--- START OF DATA IN THIS EXERCISE ---

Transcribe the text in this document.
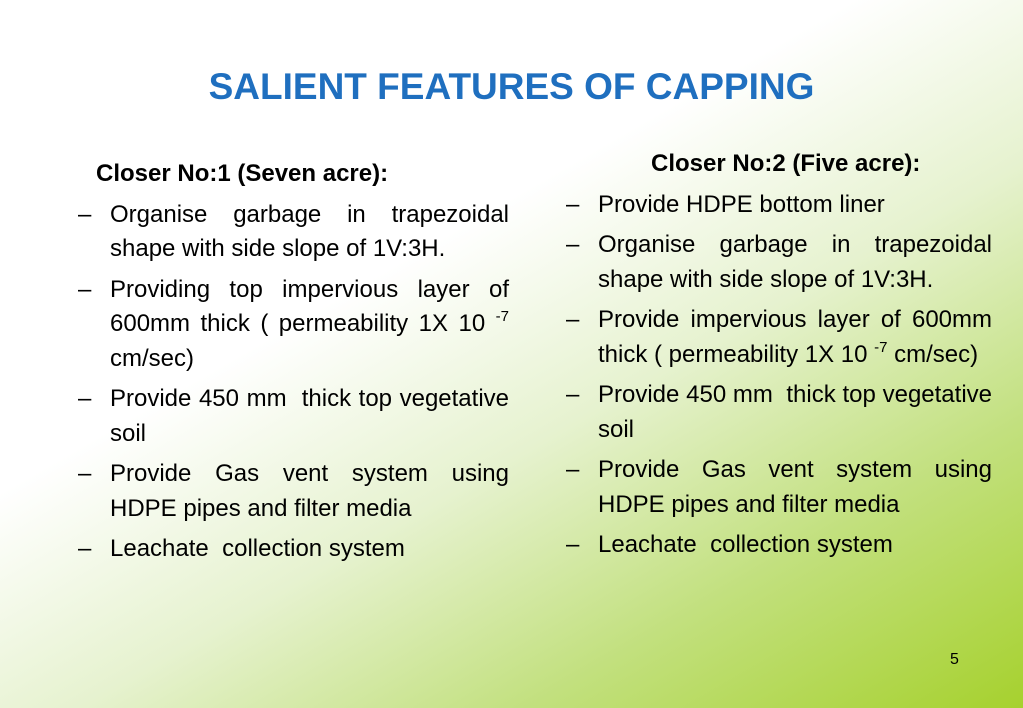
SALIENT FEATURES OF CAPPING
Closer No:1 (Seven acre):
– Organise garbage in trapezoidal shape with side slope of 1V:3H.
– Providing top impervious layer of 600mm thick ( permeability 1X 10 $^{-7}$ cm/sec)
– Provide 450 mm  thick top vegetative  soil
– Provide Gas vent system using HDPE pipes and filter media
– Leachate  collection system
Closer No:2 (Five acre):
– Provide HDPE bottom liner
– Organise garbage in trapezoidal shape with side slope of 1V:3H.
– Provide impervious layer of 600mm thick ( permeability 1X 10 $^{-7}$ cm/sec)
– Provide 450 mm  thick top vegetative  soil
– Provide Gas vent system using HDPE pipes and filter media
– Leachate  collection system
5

--- END OF DATA IN THIS EXERCISE ---
--- START OF DATA IN THIS EXERCISE ---

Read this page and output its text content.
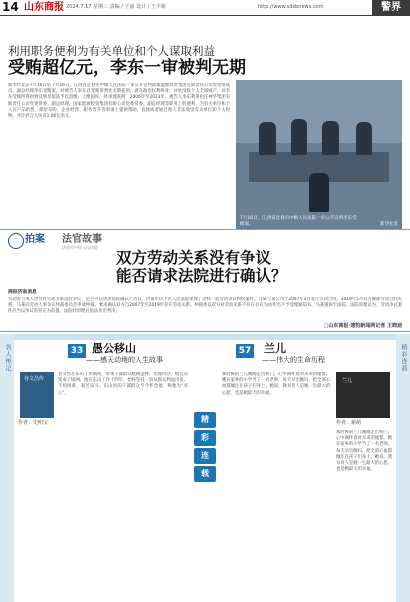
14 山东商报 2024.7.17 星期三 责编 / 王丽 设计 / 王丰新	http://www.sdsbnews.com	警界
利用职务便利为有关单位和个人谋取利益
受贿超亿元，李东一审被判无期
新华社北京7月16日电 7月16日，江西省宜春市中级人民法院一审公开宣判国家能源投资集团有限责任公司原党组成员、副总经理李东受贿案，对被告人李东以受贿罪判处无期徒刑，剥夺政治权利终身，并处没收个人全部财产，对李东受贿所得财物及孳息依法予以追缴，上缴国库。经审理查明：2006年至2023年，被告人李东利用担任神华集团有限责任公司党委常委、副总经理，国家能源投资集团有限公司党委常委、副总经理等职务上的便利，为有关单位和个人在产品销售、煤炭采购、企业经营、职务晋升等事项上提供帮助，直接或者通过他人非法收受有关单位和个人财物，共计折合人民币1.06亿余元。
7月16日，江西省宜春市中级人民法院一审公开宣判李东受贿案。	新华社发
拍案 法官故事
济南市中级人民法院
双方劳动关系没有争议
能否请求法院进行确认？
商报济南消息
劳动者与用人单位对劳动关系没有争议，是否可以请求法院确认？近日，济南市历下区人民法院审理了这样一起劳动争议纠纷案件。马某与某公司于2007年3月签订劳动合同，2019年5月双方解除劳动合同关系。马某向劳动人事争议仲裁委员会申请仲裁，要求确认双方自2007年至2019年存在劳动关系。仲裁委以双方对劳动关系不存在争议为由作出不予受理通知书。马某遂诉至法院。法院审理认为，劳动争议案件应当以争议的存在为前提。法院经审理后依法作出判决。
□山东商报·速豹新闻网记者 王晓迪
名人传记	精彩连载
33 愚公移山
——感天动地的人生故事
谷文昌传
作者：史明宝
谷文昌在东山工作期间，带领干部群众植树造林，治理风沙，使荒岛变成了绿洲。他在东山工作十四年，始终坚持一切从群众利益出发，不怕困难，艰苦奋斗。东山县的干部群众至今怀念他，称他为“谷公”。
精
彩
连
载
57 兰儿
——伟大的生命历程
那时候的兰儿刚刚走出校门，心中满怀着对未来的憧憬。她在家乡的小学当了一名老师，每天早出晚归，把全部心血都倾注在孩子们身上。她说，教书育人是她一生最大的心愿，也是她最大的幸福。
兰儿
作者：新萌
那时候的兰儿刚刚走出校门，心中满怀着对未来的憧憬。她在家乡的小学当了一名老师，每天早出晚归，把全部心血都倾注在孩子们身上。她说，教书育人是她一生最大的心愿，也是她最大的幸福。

--- END OF DATA IN THIS EXERCISE ---
--- START OF DATA IN THIS EXERCISE ---

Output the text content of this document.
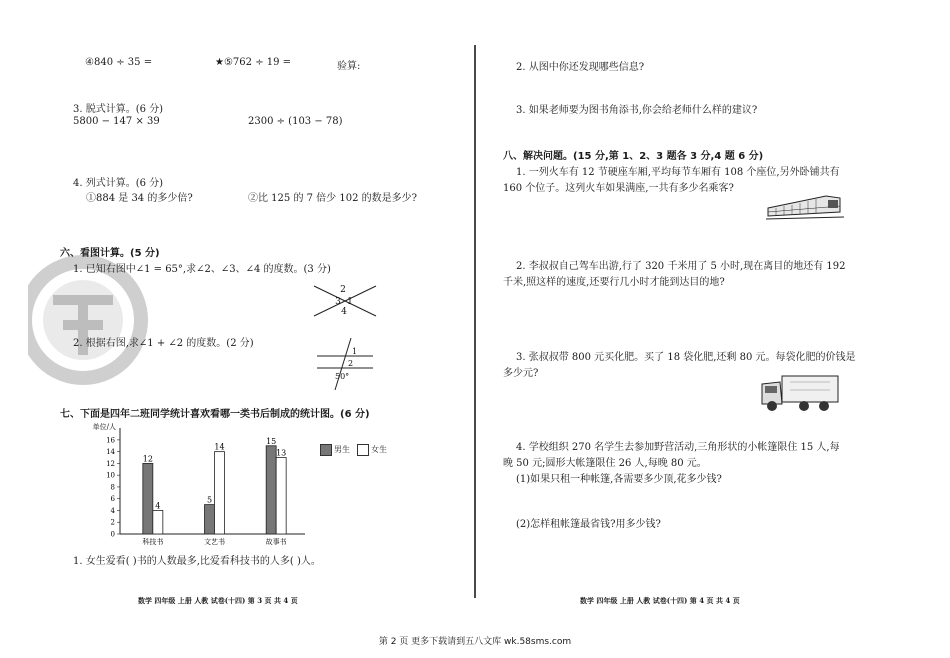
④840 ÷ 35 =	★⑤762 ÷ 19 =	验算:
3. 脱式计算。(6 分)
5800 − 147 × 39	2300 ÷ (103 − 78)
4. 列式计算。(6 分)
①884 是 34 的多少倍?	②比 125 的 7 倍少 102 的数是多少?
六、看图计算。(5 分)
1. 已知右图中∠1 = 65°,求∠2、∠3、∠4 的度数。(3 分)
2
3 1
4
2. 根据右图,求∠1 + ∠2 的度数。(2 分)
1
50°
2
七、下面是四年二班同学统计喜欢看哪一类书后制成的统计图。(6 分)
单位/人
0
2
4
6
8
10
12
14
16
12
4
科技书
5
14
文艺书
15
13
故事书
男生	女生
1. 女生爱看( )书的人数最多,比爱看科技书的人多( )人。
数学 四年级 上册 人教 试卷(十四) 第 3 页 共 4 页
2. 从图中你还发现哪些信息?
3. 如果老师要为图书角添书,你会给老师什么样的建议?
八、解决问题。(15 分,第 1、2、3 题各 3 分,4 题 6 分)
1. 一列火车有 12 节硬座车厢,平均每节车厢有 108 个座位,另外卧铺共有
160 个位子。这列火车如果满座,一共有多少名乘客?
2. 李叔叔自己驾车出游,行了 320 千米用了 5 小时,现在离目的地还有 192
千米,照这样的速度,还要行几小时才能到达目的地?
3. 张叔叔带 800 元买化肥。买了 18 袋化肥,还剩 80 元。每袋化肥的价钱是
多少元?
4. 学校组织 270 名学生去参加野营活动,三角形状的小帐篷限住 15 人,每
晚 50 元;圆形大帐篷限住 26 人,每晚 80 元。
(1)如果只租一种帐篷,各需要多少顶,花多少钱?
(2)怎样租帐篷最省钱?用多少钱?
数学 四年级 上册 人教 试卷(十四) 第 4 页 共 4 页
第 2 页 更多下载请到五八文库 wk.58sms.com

--- END OF DATA IN THIS EXERCISE ---

**SET TASK:**
Every line holding "acre" should be copied out.

**RESPONSE:**
Closer No:1 (Seven acre):
Closer No:2 (Five acre):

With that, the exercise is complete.